----- Material for this task

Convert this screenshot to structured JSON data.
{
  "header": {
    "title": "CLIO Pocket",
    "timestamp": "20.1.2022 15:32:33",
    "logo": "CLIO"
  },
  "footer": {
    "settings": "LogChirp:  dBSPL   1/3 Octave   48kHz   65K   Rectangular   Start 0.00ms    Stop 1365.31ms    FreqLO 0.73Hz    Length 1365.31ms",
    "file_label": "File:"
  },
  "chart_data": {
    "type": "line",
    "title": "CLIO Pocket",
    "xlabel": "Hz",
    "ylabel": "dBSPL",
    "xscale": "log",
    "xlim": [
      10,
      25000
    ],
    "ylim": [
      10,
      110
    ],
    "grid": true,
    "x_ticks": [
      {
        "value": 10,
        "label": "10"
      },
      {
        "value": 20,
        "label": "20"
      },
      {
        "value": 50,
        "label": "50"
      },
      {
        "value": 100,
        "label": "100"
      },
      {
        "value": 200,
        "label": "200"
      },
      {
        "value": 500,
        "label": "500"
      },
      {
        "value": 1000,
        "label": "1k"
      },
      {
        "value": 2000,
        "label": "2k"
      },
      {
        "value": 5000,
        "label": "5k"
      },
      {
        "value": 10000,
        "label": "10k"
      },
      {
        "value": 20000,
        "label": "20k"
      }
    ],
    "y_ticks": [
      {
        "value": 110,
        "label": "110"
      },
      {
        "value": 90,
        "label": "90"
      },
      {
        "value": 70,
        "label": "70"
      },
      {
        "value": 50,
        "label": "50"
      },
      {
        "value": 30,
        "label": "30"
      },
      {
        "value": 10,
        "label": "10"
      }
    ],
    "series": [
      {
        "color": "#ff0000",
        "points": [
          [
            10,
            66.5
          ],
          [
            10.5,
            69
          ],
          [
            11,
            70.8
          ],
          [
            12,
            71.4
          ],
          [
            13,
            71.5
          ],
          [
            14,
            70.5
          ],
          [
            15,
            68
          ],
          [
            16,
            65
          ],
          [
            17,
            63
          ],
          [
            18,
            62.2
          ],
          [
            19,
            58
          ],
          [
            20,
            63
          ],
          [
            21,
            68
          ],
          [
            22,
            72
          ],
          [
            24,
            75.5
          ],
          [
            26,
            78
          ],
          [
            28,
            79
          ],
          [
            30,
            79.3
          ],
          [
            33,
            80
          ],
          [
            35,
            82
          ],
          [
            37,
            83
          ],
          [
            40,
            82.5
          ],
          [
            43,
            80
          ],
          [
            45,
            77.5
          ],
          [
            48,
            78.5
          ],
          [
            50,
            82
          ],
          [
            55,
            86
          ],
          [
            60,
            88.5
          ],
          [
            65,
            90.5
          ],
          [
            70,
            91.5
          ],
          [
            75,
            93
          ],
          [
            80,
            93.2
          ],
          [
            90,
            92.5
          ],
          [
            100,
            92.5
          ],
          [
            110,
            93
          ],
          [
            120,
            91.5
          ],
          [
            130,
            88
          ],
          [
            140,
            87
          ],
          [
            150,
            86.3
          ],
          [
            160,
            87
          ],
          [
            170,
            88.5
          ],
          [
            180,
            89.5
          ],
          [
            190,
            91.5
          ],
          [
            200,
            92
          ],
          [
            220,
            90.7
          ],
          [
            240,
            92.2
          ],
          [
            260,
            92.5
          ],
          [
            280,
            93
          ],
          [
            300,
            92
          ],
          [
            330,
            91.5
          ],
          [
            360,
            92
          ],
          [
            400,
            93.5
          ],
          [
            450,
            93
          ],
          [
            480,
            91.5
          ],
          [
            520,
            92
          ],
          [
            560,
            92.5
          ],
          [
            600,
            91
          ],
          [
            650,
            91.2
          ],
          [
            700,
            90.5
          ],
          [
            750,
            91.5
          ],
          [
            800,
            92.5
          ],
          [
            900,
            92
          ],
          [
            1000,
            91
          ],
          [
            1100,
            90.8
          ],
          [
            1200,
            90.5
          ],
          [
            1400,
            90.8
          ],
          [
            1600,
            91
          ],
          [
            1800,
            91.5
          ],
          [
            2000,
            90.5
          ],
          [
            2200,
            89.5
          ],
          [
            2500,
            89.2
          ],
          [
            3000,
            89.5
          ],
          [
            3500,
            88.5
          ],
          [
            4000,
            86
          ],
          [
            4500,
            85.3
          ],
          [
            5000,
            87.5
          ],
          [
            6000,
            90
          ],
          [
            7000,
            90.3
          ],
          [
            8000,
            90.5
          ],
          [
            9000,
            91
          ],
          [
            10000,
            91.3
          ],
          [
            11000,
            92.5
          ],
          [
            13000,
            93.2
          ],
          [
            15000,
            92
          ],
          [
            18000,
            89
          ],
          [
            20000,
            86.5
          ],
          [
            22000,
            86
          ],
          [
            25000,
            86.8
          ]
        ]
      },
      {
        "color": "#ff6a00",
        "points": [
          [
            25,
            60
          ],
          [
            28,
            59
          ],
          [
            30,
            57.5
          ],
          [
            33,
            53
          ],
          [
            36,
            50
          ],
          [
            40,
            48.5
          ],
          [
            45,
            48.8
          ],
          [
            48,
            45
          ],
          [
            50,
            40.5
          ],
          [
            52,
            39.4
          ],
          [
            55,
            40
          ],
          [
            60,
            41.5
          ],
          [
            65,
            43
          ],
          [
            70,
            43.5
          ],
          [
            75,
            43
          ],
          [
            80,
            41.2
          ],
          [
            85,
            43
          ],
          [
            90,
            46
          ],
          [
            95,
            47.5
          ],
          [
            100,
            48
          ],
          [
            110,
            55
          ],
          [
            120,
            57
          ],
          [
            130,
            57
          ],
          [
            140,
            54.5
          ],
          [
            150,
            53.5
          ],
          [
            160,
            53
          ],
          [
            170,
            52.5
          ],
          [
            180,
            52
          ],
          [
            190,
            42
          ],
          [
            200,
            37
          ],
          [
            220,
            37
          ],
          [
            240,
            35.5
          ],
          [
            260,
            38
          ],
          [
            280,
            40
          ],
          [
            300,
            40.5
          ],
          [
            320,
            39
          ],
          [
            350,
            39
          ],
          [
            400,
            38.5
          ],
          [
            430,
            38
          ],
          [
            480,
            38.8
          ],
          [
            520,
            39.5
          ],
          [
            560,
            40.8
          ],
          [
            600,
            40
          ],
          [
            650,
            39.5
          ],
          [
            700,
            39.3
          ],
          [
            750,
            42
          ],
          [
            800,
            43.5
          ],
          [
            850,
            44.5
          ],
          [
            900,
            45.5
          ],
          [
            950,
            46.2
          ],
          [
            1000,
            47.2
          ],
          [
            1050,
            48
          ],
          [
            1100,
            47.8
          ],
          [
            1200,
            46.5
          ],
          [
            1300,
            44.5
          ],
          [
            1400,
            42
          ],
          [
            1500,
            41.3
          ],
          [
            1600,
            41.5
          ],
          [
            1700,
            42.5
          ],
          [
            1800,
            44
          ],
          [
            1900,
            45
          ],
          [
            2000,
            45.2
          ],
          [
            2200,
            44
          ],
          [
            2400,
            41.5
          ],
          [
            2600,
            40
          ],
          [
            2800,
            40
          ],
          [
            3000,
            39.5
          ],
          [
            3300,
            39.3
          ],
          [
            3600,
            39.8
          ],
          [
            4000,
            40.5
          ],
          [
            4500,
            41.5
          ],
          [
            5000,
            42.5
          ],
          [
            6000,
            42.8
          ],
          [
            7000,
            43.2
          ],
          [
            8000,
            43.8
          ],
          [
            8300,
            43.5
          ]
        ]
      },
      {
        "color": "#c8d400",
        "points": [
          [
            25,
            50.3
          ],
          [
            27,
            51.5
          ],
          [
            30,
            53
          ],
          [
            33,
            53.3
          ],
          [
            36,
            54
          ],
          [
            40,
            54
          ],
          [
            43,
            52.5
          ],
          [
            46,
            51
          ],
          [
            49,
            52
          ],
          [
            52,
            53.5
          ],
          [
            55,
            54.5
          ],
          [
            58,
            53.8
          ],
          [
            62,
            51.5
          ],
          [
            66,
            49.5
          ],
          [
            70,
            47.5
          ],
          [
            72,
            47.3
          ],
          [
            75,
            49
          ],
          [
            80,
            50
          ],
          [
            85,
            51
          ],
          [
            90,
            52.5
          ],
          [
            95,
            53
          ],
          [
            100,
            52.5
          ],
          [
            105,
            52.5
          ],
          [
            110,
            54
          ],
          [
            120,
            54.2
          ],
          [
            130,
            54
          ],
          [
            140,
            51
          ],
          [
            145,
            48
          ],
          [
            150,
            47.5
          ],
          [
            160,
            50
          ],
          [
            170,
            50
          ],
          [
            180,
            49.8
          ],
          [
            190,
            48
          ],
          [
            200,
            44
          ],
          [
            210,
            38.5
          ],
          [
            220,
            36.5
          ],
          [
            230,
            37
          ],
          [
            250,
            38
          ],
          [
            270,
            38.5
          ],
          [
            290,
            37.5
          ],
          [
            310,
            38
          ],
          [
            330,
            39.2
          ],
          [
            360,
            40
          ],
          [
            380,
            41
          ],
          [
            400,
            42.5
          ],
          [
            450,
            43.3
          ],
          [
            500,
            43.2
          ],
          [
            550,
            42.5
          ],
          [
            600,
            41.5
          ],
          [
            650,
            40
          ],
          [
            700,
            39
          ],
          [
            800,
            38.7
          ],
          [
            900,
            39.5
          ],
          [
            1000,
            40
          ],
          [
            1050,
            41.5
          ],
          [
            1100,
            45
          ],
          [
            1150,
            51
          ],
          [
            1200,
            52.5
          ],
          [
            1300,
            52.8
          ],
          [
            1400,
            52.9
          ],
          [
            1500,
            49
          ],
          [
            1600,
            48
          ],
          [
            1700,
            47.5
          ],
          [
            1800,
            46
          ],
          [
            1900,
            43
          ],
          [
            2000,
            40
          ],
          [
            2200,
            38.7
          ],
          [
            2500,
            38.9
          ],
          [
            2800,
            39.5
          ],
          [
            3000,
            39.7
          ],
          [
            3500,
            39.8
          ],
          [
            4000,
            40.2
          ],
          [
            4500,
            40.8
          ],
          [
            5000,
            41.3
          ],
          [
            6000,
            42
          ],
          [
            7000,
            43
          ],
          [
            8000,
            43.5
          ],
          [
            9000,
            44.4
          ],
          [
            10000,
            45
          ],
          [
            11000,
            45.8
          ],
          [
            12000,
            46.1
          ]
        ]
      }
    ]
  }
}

----------

### Short exercise
Which lines of the material contain the string "dBSPL"? List each of them.

### Worked answer
    "settings": "LogChirp:  dBSPL   1/3 Octave   48kHz   65K   Rectangular   Start 0.00ms    Stop 1365.31ms    FreqLO 0.73Hz    Length 1365.31ms",
    "ylabel": "dBSPL",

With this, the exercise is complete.